(Part of a data file)

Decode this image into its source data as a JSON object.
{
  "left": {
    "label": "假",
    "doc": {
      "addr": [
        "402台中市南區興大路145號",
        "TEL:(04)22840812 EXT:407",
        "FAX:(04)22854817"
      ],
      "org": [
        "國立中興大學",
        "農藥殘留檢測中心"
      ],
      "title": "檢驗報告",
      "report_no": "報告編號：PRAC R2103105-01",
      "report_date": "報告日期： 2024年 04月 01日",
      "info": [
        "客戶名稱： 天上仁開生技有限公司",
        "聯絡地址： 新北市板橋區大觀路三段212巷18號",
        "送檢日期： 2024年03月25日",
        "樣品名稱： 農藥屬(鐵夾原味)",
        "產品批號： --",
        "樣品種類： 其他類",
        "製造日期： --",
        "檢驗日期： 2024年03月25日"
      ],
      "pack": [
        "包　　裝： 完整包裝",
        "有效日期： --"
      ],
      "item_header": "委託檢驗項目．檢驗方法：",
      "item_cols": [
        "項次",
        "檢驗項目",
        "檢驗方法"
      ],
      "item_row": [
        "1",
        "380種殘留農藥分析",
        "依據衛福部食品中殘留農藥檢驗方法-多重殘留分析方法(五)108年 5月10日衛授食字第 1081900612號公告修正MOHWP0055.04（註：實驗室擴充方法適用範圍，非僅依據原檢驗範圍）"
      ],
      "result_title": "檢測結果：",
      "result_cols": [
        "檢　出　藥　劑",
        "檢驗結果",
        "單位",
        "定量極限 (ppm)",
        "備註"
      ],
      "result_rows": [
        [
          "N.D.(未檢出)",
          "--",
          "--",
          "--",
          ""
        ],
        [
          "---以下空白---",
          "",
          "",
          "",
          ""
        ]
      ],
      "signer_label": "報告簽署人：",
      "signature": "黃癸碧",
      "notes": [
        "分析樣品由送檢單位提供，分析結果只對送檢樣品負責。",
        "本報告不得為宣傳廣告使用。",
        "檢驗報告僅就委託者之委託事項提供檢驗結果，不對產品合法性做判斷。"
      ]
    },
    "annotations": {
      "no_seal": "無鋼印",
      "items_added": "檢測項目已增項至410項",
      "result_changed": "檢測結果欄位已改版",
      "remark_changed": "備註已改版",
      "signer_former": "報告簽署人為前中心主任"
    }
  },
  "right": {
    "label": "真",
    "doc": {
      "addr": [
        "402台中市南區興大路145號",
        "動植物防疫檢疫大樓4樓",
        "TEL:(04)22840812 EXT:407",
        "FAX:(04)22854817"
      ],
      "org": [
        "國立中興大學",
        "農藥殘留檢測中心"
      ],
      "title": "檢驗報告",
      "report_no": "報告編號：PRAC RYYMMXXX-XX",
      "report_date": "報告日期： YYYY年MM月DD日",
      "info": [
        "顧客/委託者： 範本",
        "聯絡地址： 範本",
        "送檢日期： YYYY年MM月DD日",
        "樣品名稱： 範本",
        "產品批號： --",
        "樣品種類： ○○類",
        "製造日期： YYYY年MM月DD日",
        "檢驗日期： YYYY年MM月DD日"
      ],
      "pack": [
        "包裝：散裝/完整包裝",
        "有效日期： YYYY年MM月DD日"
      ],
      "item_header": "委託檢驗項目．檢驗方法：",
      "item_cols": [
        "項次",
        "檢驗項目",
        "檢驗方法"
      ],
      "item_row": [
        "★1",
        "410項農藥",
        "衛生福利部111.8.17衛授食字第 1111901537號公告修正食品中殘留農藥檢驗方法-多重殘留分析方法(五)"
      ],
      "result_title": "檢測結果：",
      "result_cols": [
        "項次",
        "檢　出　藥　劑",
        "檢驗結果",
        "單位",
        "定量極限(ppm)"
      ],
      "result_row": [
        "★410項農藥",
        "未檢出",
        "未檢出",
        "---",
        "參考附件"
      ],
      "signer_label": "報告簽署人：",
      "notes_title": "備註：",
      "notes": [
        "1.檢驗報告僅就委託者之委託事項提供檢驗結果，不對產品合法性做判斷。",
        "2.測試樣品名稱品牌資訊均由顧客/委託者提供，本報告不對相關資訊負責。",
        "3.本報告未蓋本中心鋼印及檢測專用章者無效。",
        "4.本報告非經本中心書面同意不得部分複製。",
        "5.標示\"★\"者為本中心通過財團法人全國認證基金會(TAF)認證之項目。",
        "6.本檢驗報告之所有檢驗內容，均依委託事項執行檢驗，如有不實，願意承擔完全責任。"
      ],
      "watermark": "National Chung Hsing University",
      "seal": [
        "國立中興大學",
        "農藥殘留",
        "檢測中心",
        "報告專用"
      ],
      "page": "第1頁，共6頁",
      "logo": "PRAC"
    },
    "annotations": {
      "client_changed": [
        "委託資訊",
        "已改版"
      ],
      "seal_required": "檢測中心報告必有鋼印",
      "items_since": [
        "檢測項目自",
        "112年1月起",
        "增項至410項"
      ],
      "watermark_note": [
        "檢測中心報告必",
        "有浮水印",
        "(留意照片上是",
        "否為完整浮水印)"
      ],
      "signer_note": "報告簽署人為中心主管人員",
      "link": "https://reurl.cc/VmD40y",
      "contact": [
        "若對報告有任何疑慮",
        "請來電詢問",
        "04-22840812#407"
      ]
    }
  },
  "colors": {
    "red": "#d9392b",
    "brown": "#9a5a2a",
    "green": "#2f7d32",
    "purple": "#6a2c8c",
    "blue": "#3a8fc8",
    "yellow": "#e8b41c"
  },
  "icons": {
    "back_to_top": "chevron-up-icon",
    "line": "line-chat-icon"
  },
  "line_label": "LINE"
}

**INSTRUCTION:** Set down the listing in full, keeping every word exactly as it is.

**SOLVED EXERCISE:**
Decode this image into its source data as a JSON object.
{
  "left": {
    "label": "假",
    "doc": {
      "addr": [
        "402台中市南區興大路145號",
        "TEL:(04)22840812 EXT:407",
        "FAX:(04)22854817"
      ],
      "org": [
        "國立中興大學",
        "農藥殘留檢測中心"
      ],
      "title": "檢驗報告",
      "report_no": "報告編號：PRAC R2103105-01",
      "report_date": "報告日期： 2024年 04月 01日",
      "info": [
        "客戶名稱： 天上仁開生技有限公司",
        "聯絡地址： 新北市板橋區大觀路三段212巷18號",
        "送檢日期： 2024年03月25日",
        "樣品名稱： 農藥屬(鐵夾原味)",
        "產品批號： --",
        "樣品種類： 其他類",
        "製造日期： --",
        "檢驗日期： 2024年03月25日"
      ],
      "pack": [
        "包　　裝： 完整包裝",
        "有效日期： --"
      ],
      "item_header": "委託檢驗項目．檢驗方法：",
      "item_cols": [
        "項次",
        "檢驗項目",
        "檢驗方法"
      ],
      "item_row": [
        "1",
        "380種殘留農藥分析",
        "依據衛福部食品中殘留農藥檢驗方法-多重殘留分析方法(五)108年 5月10日衛授食字第 1081900612號公告修正MOHWP0055.04（註：實驗室擴充方法適用範圍，非僅依據原檢驗範圍）"
      ],
      "result_title": "檢測結果：",
      "result_cols": [
        "檢　出　藥　劑",
        "檢驗結果",
        "單位",
        "定量極限 (ppm)",
        "備註"
      ],
      "result_rows": [
        [
          "N.D.(未檢出)",
          "--",
          "--",
          "--",
          ""
        ],
        [
          "---以下空白---",
          "",
          "",
          "",
          ""
        ]
      ],
      "signer_label": "報告簽署人：",
      "signature": "黃癸碧",
      "notes": [
        "分析樣品由送檢單位提供，分析結果只對送檢樣品負責。",
        "本報告不得為宣傳廣告使用。",
        "檢驗報告僅就委託者之委託事項提供檢驗結果，不對產品合法性做判斷。"
      ]
    },
    "annotations": {
      "no_seal": "無鋼印",
      "items_added": "檢測項目已增項至410項",
      "result_changed": "檢測結果欄位已改版",
      "remark_changed": "備註已改版",
      "signer_former": "報告簽署人為前中心主任"
    }
  },
  "right": {
    "label": "真",
    "doc": {
      "addr": [
        "402台中市南區興大路145號",
        "動植物防疫檢疫大樓4樓",
        "TEL:(04)22840812 EXT:407",
        "FAX:(04)22854817"
      ],
      "org": [
        "國立中興大學",
        "農藥殘留檢測中心"
      ],
      "title": "檢驗報告",
      "report_no": "報告編號：PRAC RYYMMXXX-XX",
      "report_date": "報告日期： YYYY年MM月DD日",
      "info": [
        "顧客/委託者： 範本",
        "聯絡地址： 範本",
        "送檢日期： YYYY年MM月DD日",
        "樣品名稱： 範本",
        "產品批號： --",
        "樣品種類： ○○類",
        "製造日期： YYYY年MM月DD日",
        "檢驗日期： YYYY年MM月DD日"
      ],
      "pack": [
        "包裝：散裝/完整包裝",
        "有效日期： YYYY年MM月DD日"
      ],
      "item_header": "委託檢驗項目．檢驗方法：",
      "item_cols": [
        "項次",
        "檢驗項目",
        "檢驗方法"
      ],
      "item_row": [
        "★1",
        "410項農藥",
        "衛生福利部111.8.17衛授食字第 1111901537號公告修正食品中殘留農藥檢驗方法-多重殘留分析方法(五)"
      ],
      "result_title": "檢測結果：",
      "result_cols": [
        "項次",
        "檢　出　藥　劑",
        "檢驗結果",
        "單位",
        "定量極限(ppm)"
      ],
      "result_row": [
        "★410項農藥",
        "未檢出",
        "未檢出",
        "---",
        "參考附件"
      ],
      "signer_label": "報告簽署人：",
      "notes_title": "備註：",
      "notes": [
        "1.檢驗報告僅就委託者之委託事項提供檢驗結果，不對產品合法性做判斷。",
        "2.測試樣品名稱品牌資訊均由顧客/委託者提供，本報告不對相關資訊負責。",
        "3.本報告未蓋本中心鋼印及檢測專用章者無效。",
        "4.本報告非經本中心書面同意不得部分複製。",
        "5.標示\"★\"者為本中心通過財團法人全國認證基金會(TAF)認證之項目。",
        "6.本檢驗報告之所有檢驗內容，均依委託事項執行檢驗，如有不實，願意承擔完全責任。"
      ],
      "watermark": "National Chung Hsing University",
      "seal": [
        "國立中興大學",
        "農藥殘留",
        "檢測中心",
        "報告專用"
      ],
      "page": "第1頁，共6頁",
      "logo": "PRAC"
    },
    "annotations": {
      "client_changed": [
        "委託資訊",
        "已改版"
      ],
      "seal_required": "檢測中心報告必有鋼印",
      "items_since": [
        "檢測項目自",
        "112年1月起",
        "增項至410項"
      ],
      "watermark_note": [
        "檢測中心報告必",
        "有浮水印",
        "(留意照片上是",
        "否為完整浮水印)"
      ],
      "signer_note": "報告簽署人為中心主管人員",
      "link": "https://reurl.cc/VmD40y",
      "contact": [
        "若對報告有任何疑慮",
        "請來電詢問",
        "04-22840812#407"
      ]
    }
  },
  "colors": {
    "red": "#d9392b",
    "brown": "#9a5a2a",
    "green": "#2f7d32",
    "purple": "#6a2c8c",
    "blue": "#3a8fc8",
    "yellow": "#e8b41c"
  },
  "icons": {
    "back_to_top": "chevron-up-icon",
    "line": "line-chat-icon"
  },
  "line_label": "LINE"
}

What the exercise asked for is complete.